Dataset items:

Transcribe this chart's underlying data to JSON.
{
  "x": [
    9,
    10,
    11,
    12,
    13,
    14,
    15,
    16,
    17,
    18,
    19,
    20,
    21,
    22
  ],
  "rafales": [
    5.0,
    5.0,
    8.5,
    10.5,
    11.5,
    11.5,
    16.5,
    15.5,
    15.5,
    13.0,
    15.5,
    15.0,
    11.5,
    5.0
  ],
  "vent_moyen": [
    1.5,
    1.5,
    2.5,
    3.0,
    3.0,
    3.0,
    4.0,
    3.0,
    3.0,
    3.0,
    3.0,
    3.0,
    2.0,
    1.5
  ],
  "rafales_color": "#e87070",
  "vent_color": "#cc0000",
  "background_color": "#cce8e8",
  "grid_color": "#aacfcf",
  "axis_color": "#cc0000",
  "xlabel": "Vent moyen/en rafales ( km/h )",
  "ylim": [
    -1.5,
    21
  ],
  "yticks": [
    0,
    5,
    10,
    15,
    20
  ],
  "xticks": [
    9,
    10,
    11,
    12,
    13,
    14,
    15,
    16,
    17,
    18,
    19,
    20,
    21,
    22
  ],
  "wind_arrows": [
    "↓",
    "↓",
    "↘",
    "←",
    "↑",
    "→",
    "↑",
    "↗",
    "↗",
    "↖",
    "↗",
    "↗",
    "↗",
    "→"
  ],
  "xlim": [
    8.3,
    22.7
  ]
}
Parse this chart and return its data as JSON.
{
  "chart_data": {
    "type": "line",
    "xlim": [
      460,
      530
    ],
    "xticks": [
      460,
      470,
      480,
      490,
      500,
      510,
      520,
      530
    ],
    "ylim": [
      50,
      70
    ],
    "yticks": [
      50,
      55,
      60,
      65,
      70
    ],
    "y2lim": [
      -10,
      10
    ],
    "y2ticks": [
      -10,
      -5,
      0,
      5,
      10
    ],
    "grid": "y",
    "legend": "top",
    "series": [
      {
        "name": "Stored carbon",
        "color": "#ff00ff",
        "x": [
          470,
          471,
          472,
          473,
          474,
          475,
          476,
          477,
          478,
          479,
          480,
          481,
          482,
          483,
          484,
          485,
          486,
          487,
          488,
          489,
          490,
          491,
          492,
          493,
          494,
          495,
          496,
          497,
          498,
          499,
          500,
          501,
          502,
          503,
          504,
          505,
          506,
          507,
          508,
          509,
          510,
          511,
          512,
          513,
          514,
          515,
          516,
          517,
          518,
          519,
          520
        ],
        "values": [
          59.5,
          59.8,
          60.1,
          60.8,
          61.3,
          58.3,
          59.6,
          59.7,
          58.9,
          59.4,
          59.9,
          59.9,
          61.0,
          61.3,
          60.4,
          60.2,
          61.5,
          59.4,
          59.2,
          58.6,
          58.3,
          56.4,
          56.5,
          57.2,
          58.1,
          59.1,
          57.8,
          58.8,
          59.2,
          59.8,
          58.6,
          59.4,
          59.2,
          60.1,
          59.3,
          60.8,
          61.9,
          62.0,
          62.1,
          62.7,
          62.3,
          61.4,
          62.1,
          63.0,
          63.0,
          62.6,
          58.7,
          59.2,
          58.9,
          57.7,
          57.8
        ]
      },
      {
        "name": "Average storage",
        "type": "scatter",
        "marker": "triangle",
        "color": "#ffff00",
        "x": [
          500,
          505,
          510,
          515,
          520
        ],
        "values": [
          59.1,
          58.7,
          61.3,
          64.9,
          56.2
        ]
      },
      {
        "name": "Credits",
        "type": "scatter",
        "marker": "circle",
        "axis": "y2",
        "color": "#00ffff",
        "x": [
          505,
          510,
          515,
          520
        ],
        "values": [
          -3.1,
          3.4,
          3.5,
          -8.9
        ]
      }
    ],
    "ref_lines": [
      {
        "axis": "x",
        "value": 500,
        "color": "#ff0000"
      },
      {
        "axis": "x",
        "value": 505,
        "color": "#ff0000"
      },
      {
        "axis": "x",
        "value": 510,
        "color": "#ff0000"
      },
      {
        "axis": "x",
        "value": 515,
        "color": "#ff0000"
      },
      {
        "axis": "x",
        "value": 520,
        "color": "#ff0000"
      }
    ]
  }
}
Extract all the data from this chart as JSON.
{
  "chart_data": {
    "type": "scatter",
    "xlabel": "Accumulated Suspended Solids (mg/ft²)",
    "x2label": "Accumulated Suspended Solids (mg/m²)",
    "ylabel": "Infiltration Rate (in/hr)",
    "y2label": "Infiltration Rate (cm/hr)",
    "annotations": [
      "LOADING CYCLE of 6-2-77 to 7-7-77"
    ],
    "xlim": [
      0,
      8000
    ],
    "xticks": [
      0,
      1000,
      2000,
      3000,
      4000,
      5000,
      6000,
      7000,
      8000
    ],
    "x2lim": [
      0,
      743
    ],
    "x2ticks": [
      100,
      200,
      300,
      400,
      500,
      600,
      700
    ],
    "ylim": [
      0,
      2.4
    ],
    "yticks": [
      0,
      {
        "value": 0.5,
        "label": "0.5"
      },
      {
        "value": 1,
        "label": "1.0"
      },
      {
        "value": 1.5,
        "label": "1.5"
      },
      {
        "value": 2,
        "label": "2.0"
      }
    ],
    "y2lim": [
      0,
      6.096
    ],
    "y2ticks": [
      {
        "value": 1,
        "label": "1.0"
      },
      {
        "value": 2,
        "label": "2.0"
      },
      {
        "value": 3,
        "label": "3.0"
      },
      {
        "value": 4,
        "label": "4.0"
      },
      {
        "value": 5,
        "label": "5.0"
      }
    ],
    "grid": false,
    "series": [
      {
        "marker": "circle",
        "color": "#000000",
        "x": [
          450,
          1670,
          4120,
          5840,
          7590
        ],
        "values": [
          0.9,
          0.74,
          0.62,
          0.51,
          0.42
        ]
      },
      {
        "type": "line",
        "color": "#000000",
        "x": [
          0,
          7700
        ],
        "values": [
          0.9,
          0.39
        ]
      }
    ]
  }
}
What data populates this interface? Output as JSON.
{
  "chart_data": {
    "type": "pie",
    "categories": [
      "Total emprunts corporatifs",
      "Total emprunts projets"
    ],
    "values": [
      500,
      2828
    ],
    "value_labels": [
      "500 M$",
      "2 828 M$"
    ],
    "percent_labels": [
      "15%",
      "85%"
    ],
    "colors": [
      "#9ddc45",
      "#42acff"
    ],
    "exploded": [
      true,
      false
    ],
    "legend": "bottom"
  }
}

**Work instructions**
Using the listing above, return all lines where the word "type" occurs.

**Task output**
    "type": "line",
        "type": "scatter",
        "type": "scatter",
    "type": "scatter",
        "type": "line",
    "type": "pie",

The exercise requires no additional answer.